(Raw records)
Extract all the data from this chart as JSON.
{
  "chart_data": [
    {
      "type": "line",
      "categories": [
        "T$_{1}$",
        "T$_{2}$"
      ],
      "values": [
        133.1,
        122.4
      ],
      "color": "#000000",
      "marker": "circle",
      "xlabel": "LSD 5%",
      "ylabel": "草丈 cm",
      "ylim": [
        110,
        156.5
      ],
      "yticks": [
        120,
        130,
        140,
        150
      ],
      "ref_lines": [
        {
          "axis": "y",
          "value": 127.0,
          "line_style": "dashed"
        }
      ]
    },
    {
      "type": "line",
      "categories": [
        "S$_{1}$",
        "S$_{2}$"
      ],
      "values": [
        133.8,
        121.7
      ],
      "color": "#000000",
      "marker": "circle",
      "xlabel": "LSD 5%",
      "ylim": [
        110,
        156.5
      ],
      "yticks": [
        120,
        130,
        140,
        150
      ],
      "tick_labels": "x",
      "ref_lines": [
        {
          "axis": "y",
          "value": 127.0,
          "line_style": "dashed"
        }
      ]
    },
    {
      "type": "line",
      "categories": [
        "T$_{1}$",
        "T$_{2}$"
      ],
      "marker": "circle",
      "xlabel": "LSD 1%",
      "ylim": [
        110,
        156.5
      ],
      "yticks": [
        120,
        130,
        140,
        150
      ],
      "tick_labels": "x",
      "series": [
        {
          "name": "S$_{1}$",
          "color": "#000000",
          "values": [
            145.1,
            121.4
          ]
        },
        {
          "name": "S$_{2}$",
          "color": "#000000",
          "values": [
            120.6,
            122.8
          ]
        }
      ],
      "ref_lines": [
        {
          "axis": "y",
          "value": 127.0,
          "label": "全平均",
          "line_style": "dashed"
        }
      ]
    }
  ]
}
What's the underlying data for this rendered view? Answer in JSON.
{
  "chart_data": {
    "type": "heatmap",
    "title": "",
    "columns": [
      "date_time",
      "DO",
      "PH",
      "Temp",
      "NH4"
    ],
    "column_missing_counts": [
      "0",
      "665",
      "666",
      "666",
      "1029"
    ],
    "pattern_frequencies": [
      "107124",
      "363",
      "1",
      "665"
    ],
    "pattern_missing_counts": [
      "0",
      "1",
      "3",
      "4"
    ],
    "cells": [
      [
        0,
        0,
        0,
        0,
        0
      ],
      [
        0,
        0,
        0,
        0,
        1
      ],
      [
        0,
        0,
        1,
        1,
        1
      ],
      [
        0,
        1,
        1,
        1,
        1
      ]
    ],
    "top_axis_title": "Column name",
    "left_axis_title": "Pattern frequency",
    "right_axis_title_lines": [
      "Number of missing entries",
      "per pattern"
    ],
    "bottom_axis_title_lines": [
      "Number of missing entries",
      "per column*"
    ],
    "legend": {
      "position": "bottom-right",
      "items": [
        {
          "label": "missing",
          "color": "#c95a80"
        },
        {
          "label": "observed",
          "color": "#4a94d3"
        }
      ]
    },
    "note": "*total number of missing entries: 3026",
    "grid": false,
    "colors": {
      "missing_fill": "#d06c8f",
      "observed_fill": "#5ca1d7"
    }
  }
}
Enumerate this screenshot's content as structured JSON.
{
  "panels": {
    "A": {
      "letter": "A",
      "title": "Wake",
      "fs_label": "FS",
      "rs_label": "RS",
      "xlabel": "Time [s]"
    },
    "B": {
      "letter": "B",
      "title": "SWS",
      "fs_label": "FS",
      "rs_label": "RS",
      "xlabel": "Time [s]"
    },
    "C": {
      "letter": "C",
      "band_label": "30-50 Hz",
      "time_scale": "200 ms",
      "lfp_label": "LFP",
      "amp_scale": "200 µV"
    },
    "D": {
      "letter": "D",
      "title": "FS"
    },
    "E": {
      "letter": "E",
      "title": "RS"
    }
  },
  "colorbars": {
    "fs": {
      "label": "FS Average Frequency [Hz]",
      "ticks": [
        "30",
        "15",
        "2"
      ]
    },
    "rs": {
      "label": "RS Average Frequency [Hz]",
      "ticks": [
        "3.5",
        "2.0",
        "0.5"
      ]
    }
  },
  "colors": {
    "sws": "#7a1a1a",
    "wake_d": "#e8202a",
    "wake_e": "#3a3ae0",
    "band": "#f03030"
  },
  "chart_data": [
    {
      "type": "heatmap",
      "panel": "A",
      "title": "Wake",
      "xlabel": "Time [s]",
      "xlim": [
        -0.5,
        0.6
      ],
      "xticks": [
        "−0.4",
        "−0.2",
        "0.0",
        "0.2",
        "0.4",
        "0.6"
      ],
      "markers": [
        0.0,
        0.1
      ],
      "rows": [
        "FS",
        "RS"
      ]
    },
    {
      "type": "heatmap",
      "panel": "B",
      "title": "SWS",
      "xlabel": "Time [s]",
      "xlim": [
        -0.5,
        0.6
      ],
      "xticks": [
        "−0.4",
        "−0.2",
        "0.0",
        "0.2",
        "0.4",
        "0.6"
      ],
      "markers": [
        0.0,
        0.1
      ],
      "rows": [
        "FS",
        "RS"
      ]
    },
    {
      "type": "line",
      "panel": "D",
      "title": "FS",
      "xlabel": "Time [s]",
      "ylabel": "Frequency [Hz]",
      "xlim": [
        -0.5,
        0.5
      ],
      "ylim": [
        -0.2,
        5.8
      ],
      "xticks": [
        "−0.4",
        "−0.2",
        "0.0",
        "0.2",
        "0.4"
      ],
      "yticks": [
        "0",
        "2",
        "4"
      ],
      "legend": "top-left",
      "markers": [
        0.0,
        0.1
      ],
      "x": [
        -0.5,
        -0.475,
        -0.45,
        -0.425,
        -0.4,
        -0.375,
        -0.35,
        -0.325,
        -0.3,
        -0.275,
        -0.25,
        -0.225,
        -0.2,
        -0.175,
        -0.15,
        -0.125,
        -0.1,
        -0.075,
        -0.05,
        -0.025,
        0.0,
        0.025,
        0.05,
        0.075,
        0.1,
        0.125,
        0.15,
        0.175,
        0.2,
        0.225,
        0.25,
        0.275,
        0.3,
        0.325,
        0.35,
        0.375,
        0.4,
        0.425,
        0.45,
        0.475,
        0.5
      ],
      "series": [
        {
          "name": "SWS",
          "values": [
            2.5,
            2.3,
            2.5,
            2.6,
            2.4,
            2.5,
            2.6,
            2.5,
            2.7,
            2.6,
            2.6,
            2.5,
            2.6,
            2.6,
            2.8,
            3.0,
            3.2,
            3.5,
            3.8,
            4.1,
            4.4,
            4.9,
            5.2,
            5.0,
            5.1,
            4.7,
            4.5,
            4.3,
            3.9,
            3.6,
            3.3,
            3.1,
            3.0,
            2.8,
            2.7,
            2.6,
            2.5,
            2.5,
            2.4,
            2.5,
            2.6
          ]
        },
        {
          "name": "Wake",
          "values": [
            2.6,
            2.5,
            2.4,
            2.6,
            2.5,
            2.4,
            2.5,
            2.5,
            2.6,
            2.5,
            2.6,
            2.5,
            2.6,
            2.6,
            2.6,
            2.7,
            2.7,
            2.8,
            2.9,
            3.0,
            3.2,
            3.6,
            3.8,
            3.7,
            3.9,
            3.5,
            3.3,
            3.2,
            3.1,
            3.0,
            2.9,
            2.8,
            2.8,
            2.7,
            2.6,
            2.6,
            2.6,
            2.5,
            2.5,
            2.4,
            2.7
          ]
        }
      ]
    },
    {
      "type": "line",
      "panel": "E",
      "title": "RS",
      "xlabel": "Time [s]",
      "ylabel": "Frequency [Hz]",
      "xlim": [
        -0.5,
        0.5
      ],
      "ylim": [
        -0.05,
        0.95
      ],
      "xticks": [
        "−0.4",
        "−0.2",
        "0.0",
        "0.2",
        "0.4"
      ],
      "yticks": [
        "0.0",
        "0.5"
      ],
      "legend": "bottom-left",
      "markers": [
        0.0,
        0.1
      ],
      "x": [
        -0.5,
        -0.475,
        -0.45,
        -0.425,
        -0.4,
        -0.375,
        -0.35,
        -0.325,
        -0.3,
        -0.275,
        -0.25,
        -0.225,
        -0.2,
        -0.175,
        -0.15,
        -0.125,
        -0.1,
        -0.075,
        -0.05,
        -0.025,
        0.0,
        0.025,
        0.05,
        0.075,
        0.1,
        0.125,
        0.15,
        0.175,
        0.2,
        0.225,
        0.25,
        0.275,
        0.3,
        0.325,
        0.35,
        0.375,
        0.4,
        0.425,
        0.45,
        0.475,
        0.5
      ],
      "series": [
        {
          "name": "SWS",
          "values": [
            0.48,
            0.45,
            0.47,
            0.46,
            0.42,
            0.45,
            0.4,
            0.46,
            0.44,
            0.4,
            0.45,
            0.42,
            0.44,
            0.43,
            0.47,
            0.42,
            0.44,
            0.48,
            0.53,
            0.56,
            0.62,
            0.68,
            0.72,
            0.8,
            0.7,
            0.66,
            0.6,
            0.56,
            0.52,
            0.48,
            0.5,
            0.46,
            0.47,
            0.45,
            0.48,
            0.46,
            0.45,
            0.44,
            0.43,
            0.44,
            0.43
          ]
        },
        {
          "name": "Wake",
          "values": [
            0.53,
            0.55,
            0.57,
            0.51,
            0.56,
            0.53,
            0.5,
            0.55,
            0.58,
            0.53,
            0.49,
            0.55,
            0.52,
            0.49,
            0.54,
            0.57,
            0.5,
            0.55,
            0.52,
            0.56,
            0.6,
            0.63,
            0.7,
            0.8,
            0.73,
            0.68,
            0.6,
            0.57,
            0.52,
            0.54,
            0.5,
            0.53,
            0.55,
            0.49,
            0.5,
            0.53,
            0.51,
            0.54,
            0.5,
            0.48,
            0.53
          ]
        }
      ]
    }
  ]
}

> What is expected:
Scan the material above for the word "this". Copy each line where it occurs.

> Solved problem:
Extract all the data from this chart as JSON.
What's the underlying data for this rendered view? Answer in JSON.
Enumerate this screenshot's content as structured JSON.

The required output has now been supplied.